====== Records shown

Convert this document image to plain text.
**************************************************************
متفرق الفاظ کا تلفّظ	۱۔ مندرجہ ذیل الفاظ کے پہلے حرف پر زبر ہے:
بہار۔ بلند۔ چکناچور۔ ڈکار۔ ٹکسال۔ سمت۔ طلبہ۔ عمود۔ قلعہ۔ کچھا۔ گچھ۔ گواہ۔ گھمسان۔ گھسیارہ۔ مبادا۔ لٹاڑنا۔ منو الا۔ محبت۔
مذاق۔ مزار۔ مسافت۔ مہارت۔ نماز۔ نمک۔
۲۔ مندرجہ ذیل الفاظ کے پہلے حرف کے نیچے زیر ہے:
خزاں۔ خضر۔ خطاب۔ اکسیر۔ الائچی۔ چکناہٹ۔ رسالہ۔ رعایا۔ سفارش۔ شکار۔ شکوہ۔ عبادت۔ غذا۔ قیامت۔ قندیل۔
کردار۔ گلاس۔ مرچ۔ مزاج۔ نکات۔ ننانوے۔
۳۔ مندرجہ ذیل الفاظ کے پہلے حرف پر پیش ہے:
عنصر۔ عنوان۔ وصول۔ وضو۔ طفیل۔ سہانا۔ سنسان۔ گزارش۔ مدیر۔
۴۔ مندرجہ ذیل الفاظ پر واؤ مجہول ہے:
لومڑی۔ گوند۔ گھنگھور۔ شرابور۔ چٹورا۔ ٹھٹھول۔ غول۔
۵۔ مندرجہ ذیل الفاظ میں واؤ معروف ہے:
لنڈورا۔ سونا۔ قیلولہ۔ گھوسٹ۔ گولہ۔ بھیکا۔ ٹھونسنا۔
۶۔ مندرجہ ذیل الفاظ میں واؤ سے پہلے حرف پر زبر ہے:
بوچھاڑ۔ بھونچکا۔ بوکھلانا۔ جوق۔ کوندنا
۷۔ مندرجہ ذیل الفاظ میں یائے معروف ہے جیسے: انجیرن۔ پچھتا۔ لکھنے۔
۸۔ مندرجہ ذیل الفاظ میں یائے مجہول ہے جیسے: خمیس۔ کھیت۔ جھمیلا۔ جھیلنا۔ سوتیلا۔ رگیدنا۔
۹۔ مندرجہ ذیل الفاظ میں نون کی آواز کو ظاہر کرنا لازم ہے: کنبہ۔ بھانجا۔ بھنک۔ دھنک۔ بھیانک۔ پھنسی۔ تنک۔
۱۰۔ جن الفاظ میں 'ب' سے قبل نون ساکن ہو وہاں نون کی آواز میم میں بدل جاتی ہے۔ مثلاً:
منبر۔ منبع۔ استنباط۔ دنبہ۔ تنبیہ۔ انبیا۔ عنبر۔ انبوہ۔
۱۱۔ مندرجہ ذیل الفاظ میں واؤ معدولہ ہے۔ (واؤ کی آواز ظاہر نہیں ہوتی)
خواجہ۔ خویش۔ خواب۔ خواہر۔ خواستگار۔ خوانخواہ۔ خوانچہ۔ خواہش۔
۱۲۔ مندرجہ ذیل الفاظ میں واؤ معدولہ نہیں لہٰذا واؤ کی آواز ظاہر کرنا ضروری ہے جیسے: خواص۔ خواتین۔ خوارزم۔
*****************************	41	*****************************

============

Copy out all lines where the word "جیسے" appears.

۷۔ مندرجہ ذیل الفاظ میں یائے معروف ہے جیسے: انجیرن۔ پچھتا۔ لکھنے۔
۸۔ مندرجہ ذیل الفاظ میں یائے مجہول ہے جیسے: خمیس۔ کھیت۔ جھمیلا۔ جھیلنا۔ سوتیلا۔ رگیدنا۔
۱۲۔ مندرجہ ذیل الفاظ میں واؤ معدولہ نہیں لہٰذا واؤ کی آواز ظاہر کرنا ضروری ہے جیسے: خواص۔ خواتین۔ خوارزم۔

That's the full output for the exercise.